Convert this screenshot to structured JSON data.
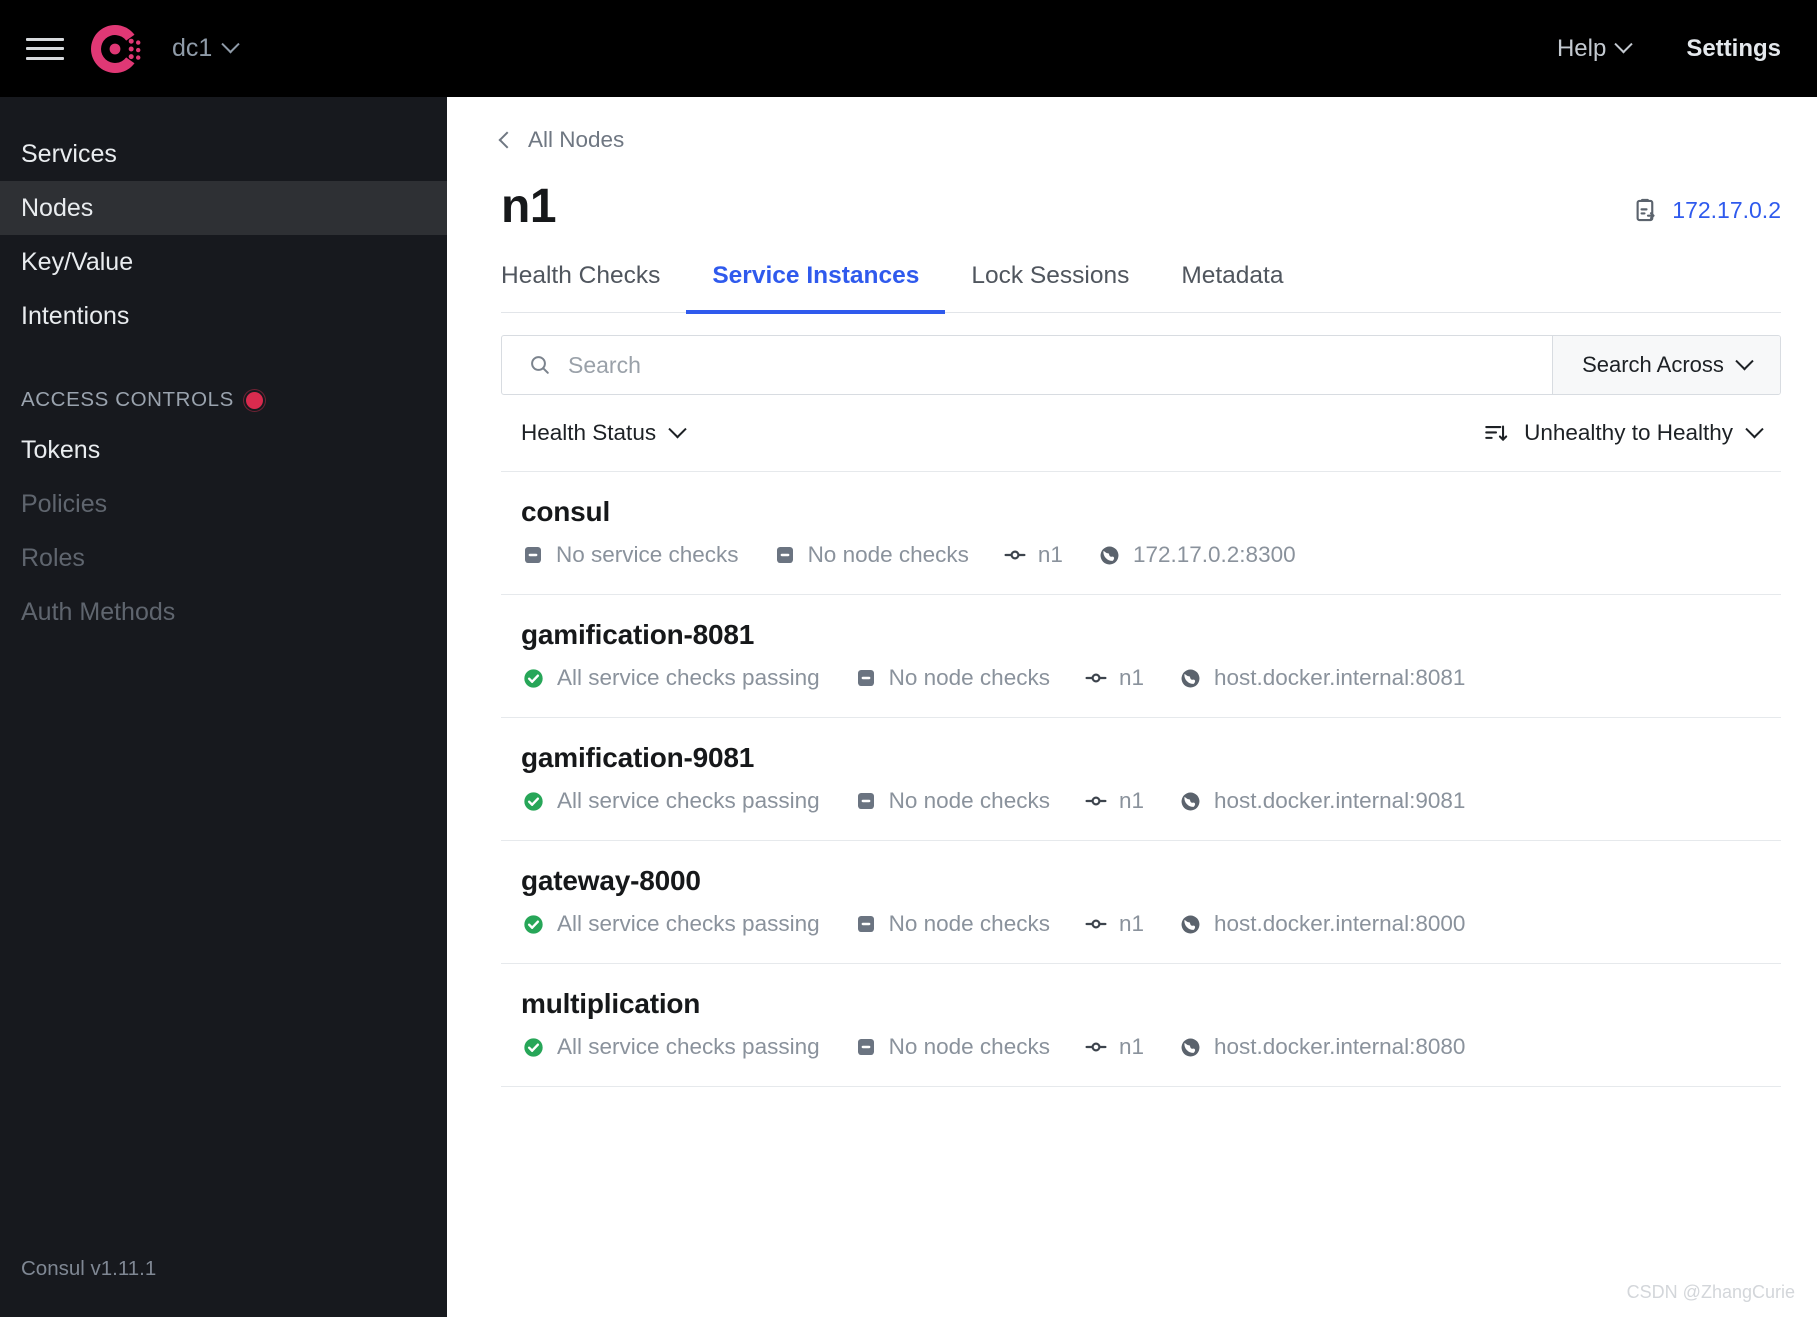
{
  "topbar": {
    "menu_icon": "hamburger-icon",
    "logo_icon": "consul-logo-icon",
    "datacenter": "dc1",
    "help_label": "Help",
    "settings_label": "Settings"
  },
  "sidebar": {
    "items": [
      {
        "label": "Services",
        "active": false,
        "disabled": false
      },
      {
        "label": "Nodes",
        "active": true,
        "disabled": false
      },
      {
        "label": "Key/Value",
        "active": false,
        "disabled": false
      },
      {
        "label": "Intentions",
        "active": false,
        "disabled": false
      }
    ],
    "section_label": "ACCESS CONTROLS",
    "section_badge": "red-dot-icon",
    "acl_items": [
      {
        "label": "Tokens",
        "disabled": false
      },
      {
        "label": "Policies",
        "disabled": true
      },
      {
        "label": "Roles",
        "disabled": true
      },
      {
        "label": "Auth Methods",
        "disabled": true
      }
    ],
    "version": "Consul v1.11.1"
  },
  "main": {
    "breadcrumb": "All Nodes",
    "back_icon": "chevron-left-icon",
    "title": "n1",
    "ip_badge": {
      "icon": "copy-to-clipboard-icon",
      "value": "172.17.0.2"
    },
    "tabs": [
      {
        "label": "Health Checks",
        "active": false
      },
      {
        "label": "Service Instances",
        "active": true
      },
      {
        "label": "Lock Sessions",
        "active": false
      },
      {
        "label": "Metadata",
        "active": false
      }
    ],
    "search": {
      "icon": "search-icon",
      "placeholder": "Search",
      "value": "",
      "across_label": "Search Across"
    },
    "filters": {
      "health_status_label": "Health Status",
      "sort_icon": "sort-descending-icon",
      "sort_label": "Unhealthy to Healthy"
    },
    "services": [
      {
        "name": "consul",
        "service_check": {
          "icon": "minus-square-icon",
          "status": "none",
          "label": "No service checks"
        },
        "node_check": {
          "icon": "minus-square-icon",
          "status": "none",
          "label": "No node checks"
        },
        "node": {
          "icon": "node-icon",
          "label": "n1"
        },
        "address": {
          "icon": "globe-icon",
          "label": "172.17.0.2:8300"
        }
      },
      {
        "name": "gamification-8081",
        "service_check": {
          "icon": "check-circle-icon",
          "status": "passing",
          "label": "All service checks passing"
        },
        "node_check": {
          "icon": "minus-square-icon",
          "status": "none",
          "label": "No node checks"
        },
        "node": {
          "icon": "node-icon",
          "label": "n1"
        },
        "address": {
          "icon": "globe-icon",
          "label": "host.docker.internal:8081"
        }
      },
      {
        "name": "gamification-9081",
        "service_check": {
          "icon": "check-circle-icon",
          "status": "passing",
          "label": "All service checks passing"
        },
        "node_check": {
          "icon": "minus-square-icon",
          "status": "none",
          "label": "No node checks"
        },
        "node": {
          "icon": "node-icon",
          "label": "n1"
        },
        "address": {
          "icon": "globe-icon",
          "label": "host.docker.internal:9081"
        }
      },
      {
        "name": "gateway-8000",
        "service_check": {
          "icon": "check-circle-icon",
          "status": "passing",
          "label": "All service checks passing"
        },
        "node_check": {
          "icon": "minus-square-icon",
          "status": "none",
          "label": "No node checks"
        },
        "node": {
          "icon": "node-icon",
          "label": "n1"
        },
        "address": {
          "icon": "globe-icon",
          "label": "host.docker.internal:8000"
        }
      },
      {
        "name": "multiplication",
        "service_check": {
          "icon": "check-circle-icon",
          "status": "passing",
          "label": "All service checks passing"
        },
        "node_check": {
          "icon": "minus-square-icon",
          "status": "none",
          "label": "No node checks"
        },
        "node": {
          "icon": "node-icon",
          "label": "n1"
        },
        "address": {
          "icon": "globe-icon",
          "label": "host.docker.internal:8080"
        }
      }
    ]
  },
  "watermark": "CSDN @ZhangCurie",
  "colors": {
    "brand_pink": "#e03875",
    "accent_blue": "#2f5aed",
    "passing_green": "#27a658",
    "muted_gray": "#8a929c",
    "sidebar_bg": "#17191e",
    "sidebar_active": "#2e3034",
    "badge_red": "#d92b4e"
  }
}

++++

Your goal —
From the listing above, collect each line in which the string "internal" appears.

Written response —
          "label": "host.docker.internal:8081"
          "label": "host.docker.internal:9081"
          "label": "host.docker.internal:8000"
          "label": "host.docker.internal:8080"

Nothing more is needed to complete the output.